■ **Your task**: Write down each entry again, exactly as it reads.

===== Excerpted records

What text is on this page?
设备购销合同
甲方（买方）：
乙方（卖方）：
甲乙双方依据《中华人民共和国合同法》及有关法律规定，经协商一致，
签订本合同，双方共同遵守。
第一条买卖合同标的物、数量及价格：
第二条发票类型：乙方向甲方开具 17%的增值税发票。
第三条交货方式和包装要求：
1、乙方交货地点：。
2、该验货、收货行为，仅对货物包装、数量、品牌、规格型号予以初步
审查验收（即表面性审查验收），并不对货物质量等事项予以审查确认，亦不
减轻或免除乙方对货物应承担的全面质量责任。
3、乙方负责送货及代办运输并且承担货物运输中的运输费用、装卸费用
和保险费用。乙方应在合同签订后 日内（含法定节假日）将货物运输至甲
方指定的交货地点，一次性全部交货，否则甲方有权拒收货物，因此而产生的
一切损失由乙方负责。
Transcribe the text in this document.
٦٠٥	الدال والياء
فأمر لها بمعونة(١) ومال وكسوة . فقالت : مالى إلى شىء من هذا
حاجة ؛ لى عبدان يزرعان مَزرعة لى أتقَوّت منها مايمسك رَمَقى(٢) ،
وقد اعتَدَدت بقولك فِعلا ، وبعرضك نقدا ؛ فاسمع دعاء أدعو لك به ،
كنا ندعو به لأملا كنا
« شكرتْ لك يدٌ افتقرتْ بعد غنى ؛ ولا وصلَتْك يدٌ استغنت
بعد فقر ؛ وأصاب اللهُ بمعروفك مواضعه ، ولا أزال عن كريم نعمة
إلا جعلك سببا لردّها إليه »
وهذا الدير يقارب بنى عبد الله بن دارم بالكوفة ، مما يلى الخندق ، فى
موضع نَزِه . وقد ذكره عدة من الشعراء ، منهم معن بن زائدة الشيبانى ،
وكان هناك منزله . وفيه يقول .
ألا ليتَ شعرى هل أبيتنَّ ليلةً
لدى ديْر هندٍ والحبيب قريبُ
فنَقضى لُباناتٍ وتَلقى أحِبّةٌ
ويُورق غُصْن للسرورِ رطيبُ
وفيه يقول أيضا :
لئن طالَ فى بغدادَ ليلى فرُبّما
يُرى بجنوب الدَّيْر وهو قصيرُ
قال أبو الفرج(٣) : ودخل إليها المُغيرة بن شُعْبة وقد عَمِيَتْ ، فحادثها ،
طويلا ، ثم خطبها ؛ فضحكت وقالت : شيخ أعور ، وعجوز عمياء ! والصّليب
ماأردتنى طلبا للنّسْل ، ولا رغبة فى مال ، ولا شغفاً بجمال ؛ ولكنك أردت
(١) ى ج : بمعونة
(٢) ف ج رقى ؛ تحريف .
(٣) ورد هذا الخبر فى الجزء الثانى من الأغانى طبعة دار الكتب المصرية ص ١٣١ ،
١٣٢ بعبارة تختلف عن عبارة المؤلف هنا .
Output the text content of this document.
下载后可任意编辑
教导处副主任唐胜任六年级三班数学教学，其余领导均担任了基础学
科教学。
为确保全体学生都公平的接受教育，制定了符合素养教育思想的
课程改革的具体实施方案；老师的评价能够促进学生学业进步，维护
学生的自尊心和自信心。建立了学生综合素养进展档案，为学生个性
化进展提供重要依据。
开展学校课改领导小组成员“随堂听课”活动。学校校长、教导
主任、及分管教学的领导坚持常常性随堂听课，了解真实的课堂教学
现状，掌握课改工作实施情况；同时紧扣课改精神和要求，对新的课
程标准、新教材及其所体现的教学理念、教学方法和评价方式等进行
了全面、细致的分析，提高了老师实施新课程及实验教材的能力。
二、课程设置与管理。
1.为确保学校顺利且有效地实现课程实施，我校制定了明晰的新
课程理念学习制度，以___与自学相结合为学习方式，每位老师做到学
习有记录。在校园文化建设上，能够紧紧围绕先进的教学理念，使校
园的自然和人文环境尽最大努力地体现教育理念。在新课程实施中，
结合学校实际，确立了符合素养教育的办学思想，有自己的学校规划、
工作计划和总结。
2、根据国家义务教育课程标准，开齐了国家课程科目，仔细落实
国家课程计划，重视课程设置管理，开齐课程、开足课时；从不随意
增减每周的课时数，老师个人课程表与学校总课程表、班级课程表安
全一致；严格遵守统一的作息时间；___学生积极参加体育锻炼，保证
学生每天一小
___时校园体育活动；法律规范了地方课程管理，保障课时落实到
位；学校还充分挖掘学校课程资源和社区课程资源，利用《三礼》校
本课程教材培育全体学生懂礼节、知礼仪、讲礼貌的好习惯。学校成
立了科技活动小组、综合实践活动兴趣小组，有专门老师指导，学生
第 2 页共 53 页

==========

■ **Output below**:
What text is on this page?
设备购销合同
甲方（买方）：
乙方（卖方）：
甲乙双方依据《中华人民共和国合同法》及有关法律规定，经协商一致，
签订本合同，双方共同遵守。
第一条买卖合同标的物、数量及价格：
第二条发票类型：乙方向甲方开具 17%的增值税发票。
第三条交货方式和包装要求：
1、乙方交货地点：。
2、该验货、收货行为，仅对货物包装、数量、品牌、规格型号予以初步
审查验收（即表面性审查验收），并不对货物质量等事项予以审查确认，亦不
减轻或免除乙方对货物应承担的全面质量责任。
3、乙方负责送货及代办运输并且承担货物运输中的运输费用、装卸费用
和保险费用。乙方应在合同签订后 日内（含法定节假日）将货物运输至甲
方指定的交货地点，一次性全部交货，否则甲方有权拒收货物，因此而产生的
一切损失由乙方负责。
Transcribe the text in this document.
٦٠٥	الدال والياء
فأمر لها بمعونة(١) ومال وكسوة . فقالت : مالى إلى شىء من هذا
حاجة ؛ لى عبدان يزرعان مَزرعة لى أتقَوّت منها مايمسك رَمَقى(٢) ،
وقد اعتَدَدت بقولك فِعلا ، وبعرضك نقدا ؛ فاسمع دعاء أدعو لك به ،
كنا ندعو به لأملا كنا
« شكرتْ لك يدٌ افتقرتْ بعد غنى ؛ ولا وصلَتْك يدٌ استغنت
بعد فقر ؛ وأصاب اللهُ بمعروفك مواضعه ، ولا أزال عن كريم نعمة
إلا جعلك سببا لردّها إليه »
وهذا الدير يقارب بنى عبد الله بن دارم بالكوفة ، مما يلى الخندق ، فى
موضع نَزِه . وقد ذكره عدة من الشعراء ، منهم معن بن زائدة الشيبانى ،
وكان هناك منزله . وفيه يقول .
ألا ليتَ شعرى هل أبيتنَّ ليلةً
لدى ديْر هندٍ والحبيب قريبُ
فنَقضى لُباناتٍ وتَلقى أحِبّةٌ
ويُورق غُصْن للسرورِ رطيبُ
وفيه يقول أيضا :
لئن طالَ فى بغدادَ ليلى فرُبّما
يُرى بجنوب الدَّيْر وهو قصيرُ
قال أبو الفرج(٣) : ودخل إليها المُغيرة بن شُعْبة وقد عَمِيَتْ ، فحادثها ،
طويلا ، ثم خطبها ؛ فضحكت وقالت : شيخ أعور ، وعجوز عمياء ! والصّليب
ماأردتنى طلبا للنّسْل ، ولا رغبة فى مال ، ولا شغفاً بجمال ؛ ولكنك أردت
(١) ى ج : بمعونة
(٢) ف ج رقى ؛ تحريف .
(٣) ورد هذا الخبر فى الجزء الثانى من الأغانى طبعة دار الكتب المصرية ص ١٣١ ،
١٣٢ بعبارة تختلف عن عبارة المؤلف هنا .
Output the text content of this document.
下载后可任意编辑
教导处副主任唐胜任六年级三班数学教学，其余领导均担任了基础学
科教学。
为确保全体学生都公平的接受教育，制定了符合素养教育思想的
课程改革的具体实施方案；老师的评价能够促进学生学业进步，维护
学生的自尊心和自信心。建立了学生综合素养进展档案，为学生个性
化进展提供重要依据。
开展学校课改领导小组成员“随堂听课”活动。学校校长、教导
主任、及分管教学的领导坚持常常性随堂听课，了解真实的课堂教学
现状，掌握课改工作实施情况；同时紧扣课改精神和要求，对新的课
程标准、新教材及其所体现的教学理念、教学方法和评价方式等进行
了全面、细致的分析，提高了老师实施新课程及实验教材的能力。
二、课程设置与管理。
1.为确保学校顺利且有效地实现课程实施，我校制定了明晰的新
课程理念学习制度，以___与自学相结合为学习方式，每位老师做到学
习有记录。在校园文化建设上，能够紧紧围绕先进的教学理念，使校
园的自然和人文环境尽最大努力地体现教育理念。在新课程实施中，
结合学校实际，确立了符合素养教育的办学思想，有自己的学校规划、
工作计划和总结。
2、根据国家义务教育课程标准，开齐了国家课程科目，仔细落实
国家课程计划，重视课程设置管理，开齐课程、开足课时；从不随意
增减每周的课时数，老师个人课程表与学校总课程表、班级课程表安
全一致；严格遵守统一的作息时间；___学生积极参加体育锻炼，保证
学生每天一小
___时校园体育活动；法律规范了地方课程管理，保障课时落实到
位；学校还充分挖掘学校课程资源和社区课程资源，利用《三礼》校
本课程教材培育全体学生懂礼节、知礼仪、讲礼貌的好习惯。学校成
立了科技活动小组、综合实践活动兴趣小组，有专门老师指导，学生
第 2 页共 53 页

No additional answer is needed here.